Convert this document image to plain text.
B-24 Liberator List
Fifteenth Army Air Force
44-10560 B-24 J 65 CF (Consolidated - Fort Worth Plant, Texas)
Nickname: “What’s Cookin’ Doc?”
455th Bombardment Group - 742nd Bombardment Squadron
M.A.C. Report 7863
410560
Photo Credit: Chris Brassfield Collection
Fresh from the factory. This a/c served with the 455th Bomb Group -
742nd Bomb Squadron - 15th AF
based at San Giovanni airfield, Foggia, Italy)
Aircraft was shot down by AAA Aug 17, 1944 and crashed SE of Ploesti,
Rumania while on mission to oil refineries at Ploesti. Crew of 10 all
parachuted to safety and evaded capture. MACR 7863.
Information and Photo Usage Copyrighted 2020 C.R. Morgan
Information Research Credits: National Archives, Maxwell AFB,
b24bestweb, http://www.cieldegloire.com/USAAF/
+--
## WHAT IS NEEDED
Scan the material above. Copy each line where "Information" occurs.

## EXERCISE OUTPUT
Information and Photo Usage Copyrighted 2020 C.R. Morgan
Information Research Credits: National Archives, Maxwell AFB,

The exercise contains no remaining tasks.